PROVIDED DATA:
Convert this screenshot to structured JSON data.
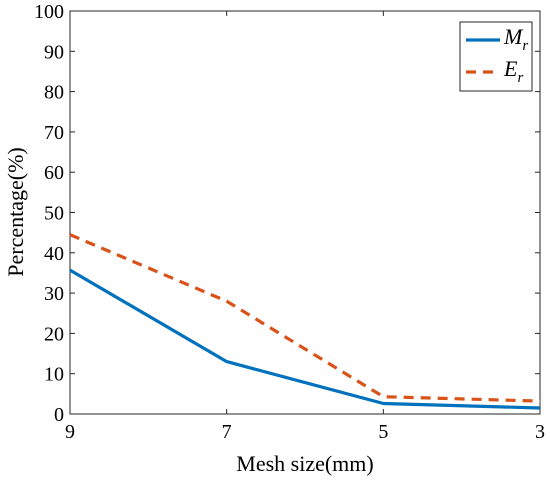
{
  "chart_data": {
    "type": "line",
    "title": "",
    "xlabel": "Mesh size(mm)",
    "ylabel": "Percentage(%)",
    "x": [
      9,
      7,
      5,
      3
    ],
    "x_tick_labels": [
      "9",
      "7",
      "5",
      "3"
    ],
    "x_reversed": true,
    "xlim": [
      9,
      3
    ],
    "ylim": [
      0,
      100
    ],
    "y_tick_labels": [
      "0",
      "10",
      "20",
      "30",
      "40",
      "50",
      "60",
      "70",
      "80",
      "90",
      "100"
    ],
    "grid": false,
    "legend_position": "top-right",
    "series": [
      {
        "name": "M",
        "subscript": "r",
        "values": [
          35.7,
          13.0,
          2.6,
          1.5
        ],
        "color": "#0072BD",
        "line_style": "solid"
      },
      {
        "name": "E",
        "subscript": "r",
        "values": [
          44.5,
          28.0,
          4.3,
          3.2
        ],
        "color": "#D95319",
        "line_style": "dashed"
      }
    ]
  }
}
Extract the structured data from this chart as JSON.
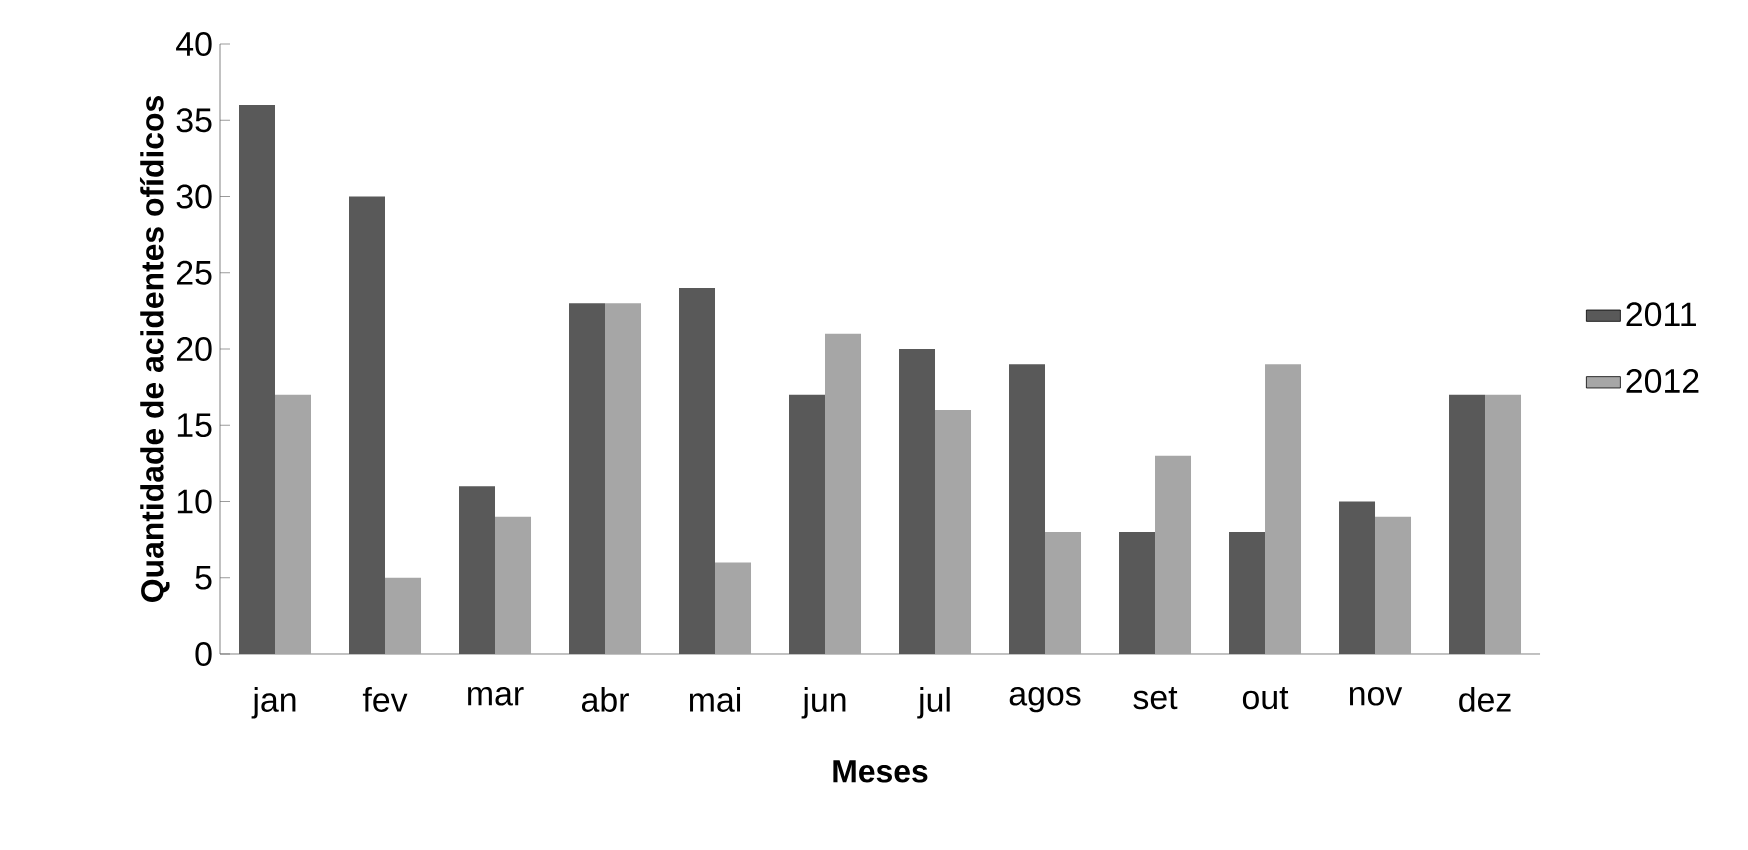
{
  "chart_data": {
    "type": "bar",
    "xlabel": "Meses",
    "ylabel": "Quantidade de acidentes ofídicos",
    "categories": [
      "jan",
      "fev",
      "mar",
      "abr",
      "mai",
      "jun",
      "jul",
      "agos",
      "set",
      "out",
      "nov",
      "dez"
    ],
    "series": [
      {
        "name": "2011",
        "color": "#595959",
        "values": [
          36,
          30,
          11,
          23,
          24,
          17,
          20,
          19,
          8,
          8,
          10,
          17
        ]
      },
      {
        "name": "2012",
        "color": "#a6a6a6",
        "values": [
          17,
          5,
          9,
          23,
          6,
          21,
          16,
          8,
          13,
          19,
          9,
          17
        ]
      }
    ],
    "ylim": [
      0,
      40
    ],
    "yticks": [
      0,
      5,
      10,
      15,
      20,
      25,
      30,
      35,
      40
    ],
    "grid": false,
    "legend": "right"
  }
}
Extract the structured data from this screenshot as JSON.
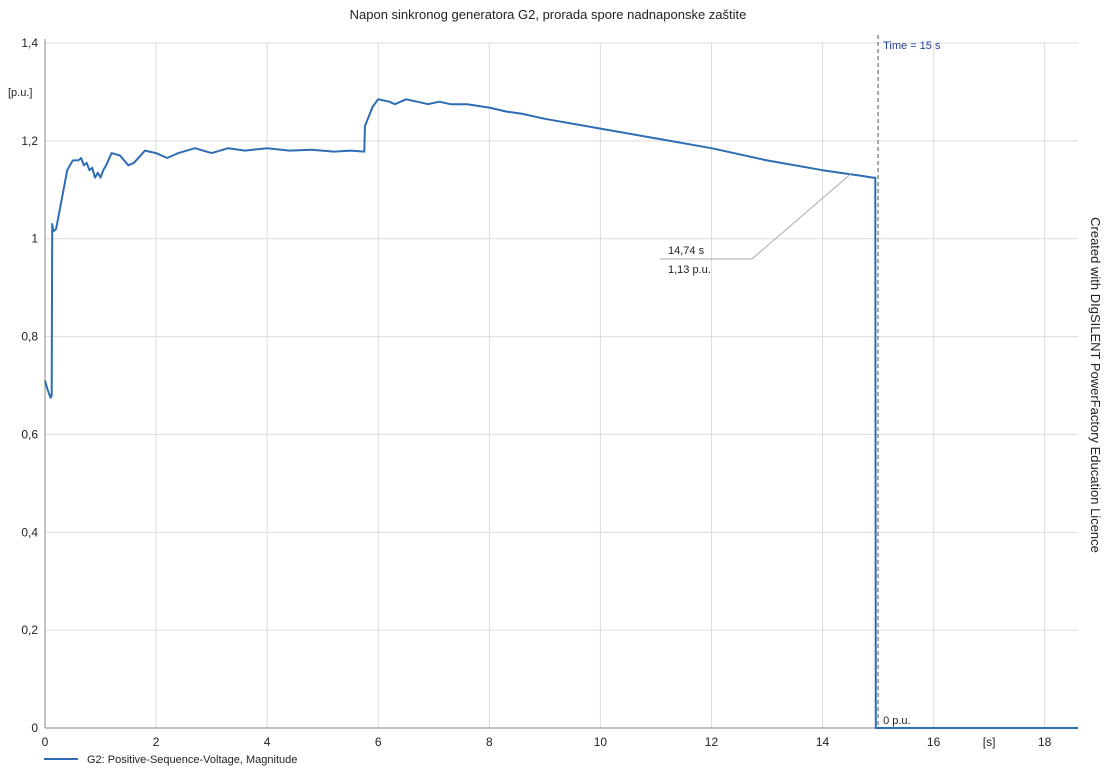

EXERCISE PROMPT: Leave the pictures out, and print every line of the listing exactly as written.

CORRECT ANSWER:
Convert this screenshot to structured JSON data.
{
  "chart_data": {
    "type": "line",
    "title": "",
    "xlabel": "Mesh size(mm)",
    "ylabel": "Percentage(%)",
    "x": [
      9,
      7,
      5,
      3
    ],
    "x_tick_labels": [
      "9",
      "7",
      "5",
      "3"
    ],
    "x_reversed": true,
    "xlim": [
      9,
      3
    ],
    "ylim": [
      0,
      100
    ],
    "y_tick_labels": [
      "0",
      "10",
      "20",
      "30",
      "40",
      "50",
      "60",
      "70",
      "80",
      "90",
      "100"
    ],
    "grid": false,
    "legend_position": "top-right",
    "series": [
      {
        "name": "M",
        "subscript": "r",
        "values": [
          35.7,
          13.0,
          2.6,
          1.5
        ],
        "color": "#0072BD",
        "line_style": "solid"
      },
      {
        "name": "E",
        "subscript": "r",
        "values": [
          44.5,
          28.0,
          4.3,
          3.2
        ],
        "color": "#D95319",
        "line_style": "dashed"
      }
    ]
  }
}
Extract the structured data from this chart as JSON.
{
  "chart_data": {
    "type": "bar",
    "xlabel": "Meses",
    "ylabel": "Quantidade de acidentes ofídicos",
    "categories": [
      "jan",
      "fev",
      "mar",
      "abr",
      "mai",
      "jun",
      "jul",
      "agos",
      "set",
      "out",
      "nov",
      "dez"
    ],
    "series": [
      {
        "name": "2011",
        "color": "#595959",
        "values": [
          36,
          30,
          11,
          23,
          24,
          17,
          20,
          19,
          8,
          8,
          10,
          17
        ]
      },
      {
        "name": "2012",
        "color": "#a6a6a6",
        "values": [
          17,
          5,
          9,
          23,
          6,
          21,
          16,
          8,
          13,
          19,
          9,
          17
        ]
      }
    ],
    "ylim": [
      0,
      40
    ],
    "yticks": [
      0,
      5,
      10,
      15,
      20,
      25,
      30,
      35,
      40
    ],
    "grid": false,
    "legend": "right"
  }
}
Extract the structured data from this screenshot as JSON.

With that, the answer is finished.